[Stored data]
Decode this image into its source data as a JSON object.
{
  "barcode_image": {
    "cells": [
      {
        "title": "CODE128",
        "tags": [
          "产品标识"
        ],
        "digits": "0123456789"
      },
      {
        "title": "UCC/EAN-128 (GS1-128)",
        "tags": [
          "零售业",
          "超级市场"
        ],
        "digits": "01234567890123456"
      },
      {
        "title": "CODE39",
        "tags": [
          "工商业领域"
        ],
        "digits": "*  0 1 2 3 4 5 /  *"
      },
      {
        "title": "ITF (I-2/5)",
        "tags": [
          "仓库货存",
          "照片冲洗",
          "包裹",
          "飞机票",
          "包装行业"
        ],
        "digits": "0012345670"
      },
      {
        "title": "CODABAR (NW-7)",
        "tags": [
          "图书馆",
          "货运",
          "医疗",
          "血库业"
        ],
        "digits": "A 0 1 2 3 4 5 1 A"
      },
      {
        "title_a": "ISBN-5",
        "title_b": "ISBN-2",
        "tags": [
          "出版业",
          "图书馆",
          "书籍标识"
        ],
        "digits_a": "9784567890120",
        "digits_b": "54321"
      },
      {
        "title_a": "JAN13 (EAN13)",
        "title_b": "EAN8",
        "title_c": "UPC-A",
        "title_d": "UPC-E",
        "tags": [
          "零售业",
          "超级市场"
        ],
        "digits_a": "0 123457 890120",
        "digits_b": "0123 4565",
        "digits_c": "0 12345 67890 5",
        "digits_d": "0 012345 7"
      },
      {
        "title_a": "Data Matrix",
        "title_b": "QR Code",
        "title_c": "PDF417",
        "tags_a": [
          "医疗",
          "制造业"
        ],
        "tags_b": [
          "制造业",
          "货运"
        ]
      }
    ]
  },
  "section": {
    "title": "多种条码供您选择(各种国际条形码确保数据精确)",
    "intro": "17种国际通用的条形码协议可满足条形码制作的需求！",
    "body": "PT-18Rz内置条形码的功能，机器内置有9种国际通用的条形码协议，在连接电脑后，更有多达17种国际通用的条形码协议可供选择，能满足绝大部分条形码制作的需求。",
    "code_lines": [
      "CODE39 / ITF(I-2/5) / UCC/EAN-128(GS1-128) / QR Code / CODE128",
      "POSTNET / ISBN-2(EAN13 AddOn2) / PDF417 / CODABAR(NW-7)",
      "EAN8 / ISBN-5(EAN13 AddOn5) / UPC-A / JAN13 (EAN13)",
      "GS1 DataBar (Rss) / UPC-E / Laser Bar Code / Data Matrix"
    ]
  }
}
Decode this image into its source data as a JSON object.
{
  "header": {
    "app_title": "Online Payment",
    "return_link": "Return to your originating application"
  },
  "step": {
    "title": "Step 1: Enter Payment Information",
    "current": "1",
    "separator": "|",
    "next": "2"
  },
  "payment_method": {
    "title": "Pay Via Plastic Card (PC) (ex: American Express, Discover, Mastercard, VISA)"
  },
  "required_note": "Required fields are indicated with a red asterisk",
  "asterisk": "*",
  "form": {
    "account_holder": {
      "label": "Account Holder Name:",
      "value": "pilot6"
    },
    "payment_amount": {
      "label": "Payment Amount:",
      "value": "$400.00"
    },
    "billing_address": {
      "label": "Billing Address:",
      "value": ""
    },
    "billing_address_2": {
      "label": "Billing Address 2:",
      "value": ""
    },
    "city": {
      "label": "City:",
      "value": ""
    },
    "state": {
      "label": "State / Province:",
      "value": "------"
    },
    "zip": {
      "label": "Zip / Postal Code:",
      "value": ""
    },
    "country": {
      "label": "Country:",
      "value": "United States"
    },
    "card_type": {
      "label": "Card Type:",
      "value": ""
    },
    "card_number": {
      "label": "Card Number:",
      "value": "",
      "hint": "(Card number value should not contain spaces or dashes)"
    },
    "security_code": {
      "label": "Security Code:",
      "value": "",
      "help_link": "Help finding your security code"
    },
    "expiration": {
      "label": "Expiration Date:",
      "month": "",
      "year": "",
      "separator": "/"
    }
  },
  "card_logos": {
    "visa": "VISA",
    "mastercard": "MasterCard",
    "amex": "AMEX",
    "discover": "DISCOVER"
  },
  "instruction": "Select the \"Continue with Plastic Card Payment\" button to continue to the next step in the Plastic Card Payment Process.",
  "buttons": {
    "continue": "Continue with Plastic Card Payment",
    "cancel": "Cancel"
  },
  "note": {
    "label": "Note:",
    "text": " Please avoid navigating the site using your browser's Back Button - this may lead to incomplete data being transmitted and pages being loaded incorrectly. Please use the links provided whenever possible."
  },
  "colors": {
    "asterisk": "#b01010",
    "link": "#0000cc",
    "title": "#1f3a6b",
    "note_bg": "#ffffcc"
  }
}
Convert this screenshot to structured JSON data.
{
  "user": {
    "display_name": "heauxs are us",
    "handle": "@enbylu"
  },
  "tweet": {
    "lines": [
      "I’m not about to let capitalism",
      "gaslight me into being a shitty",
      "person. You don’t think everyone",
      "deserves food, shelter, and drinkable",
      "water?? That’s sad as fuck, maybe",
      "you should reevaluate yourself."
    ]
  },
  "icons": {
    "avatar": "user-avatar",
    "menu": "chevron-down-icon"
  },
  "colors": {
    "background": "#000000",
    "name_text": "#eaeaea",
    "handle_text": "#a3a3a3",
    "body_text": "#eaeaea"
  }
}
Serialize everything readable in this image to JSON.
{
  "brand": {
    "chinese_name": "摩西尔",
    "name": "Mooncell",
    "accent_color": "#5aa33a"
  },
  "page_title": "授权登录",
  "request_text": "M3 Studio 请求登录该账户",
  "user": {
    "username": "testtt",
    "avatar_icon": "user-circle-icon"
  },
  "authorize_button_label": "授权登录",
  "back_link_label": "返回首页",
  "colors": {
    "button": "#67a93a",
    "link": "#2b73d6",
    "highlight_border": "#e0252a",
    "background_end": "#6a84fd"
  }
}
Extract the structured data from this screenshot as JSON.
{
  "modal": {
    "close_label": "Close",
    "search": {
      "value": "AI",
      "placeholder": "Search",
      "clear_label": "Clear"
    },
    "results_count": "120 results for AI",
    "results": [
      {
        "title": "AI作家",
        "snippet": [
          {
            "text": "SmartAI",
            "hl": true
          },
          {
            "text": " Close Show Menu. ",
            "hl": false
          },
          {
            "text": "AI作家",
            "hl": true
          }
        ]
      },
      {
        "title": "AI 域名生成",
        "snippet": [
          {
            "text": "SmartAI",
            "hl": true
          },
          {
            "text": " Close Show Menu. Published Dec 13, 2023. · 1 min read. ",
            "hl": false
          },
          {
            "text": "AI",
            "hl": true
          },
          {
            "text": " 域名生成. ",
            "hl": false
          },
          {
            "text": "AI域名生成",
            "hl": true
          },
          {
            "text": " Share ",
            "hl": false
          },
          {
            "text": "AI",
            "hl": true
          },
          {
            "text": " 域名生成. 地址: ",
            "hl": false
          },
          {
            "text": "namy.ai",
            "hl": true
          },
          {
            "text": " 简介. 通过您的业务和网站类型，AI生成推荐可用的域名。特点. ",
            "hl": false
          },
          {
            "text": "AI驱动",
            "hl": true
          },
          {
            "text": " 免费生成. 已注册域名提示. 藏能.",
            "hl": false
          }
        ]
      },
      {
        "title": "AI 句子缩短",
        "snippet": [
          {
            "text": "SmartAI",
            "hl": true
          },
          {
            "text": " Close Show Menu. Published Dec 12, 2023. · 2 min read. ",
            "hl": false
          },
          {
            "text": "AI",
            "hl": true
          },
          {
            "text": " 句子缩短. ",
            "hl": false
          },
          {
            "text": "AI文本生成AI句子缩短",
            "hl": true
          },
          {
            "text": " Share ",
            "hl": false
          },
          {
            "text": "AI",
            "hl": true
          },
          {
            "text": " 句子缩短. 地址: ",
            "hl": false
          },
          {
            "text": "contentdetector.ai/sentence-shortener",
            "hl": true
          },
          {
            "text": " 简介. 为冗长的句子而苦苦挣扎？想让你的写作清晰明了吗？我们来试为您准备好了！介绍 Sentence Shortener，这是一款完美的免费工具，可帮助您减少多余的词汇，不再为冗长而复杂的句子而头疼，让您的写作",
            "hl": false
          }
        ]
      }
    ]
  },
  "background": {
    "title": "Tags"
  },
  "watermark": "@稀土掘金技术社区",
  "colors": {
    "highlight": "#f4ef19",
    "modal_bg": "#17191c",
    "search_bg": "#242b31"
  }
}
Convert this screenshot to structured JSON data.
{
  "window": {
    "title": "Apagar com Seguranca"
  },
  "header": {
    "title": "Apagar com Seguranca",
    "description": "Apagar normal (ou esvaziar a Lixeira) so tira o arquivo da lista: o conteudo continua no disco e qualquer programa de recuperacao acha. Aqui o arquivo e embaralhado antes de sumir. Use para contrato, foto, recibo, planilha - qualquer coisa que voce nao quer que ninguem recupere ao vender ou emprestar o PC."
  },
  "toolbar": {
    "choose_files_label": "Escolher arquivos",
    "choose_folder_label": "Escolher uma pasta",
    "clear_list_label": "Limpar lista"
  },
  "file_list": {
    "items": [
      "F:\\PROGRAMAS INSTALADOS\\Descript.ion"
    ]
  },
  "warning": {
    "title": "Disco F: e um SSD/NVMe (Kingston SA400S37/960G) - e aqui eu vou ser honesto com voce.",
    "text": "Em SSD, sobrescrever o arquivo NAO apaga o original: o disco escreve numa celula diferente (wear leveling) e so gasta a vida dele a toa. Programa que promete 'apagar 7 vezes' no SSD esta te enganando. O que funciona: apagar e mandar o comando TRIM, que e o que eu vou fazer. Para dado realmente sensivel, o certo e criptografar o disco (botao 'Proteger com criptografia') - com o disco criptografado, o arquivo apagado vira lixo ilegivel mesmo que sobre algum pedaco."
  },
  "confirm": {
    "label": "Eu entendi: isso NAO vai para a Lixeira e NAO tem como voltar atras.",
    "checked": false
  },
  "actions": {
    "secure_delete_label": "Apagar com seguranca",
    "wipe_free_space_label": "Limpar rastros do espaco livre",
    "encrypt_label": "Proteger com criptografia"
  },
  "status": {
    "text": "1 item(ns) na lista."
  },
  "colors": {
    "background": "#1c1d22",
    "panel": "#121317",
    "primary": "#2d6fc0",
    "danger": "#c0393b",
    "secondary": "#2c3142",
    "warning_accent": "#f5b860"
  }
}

Short problem. Gather all the lines that include the word "with" and copy them out.

Response to the exercise.
  "required_note": "Required fields are indicated with a red asterisk",
  "instruction": "Select the \"Continue with Plastic Card Payment\" button to continue to the next step in the Plastic Card Payment Process.",
    "continue": "Continue with Plastic Card Payment",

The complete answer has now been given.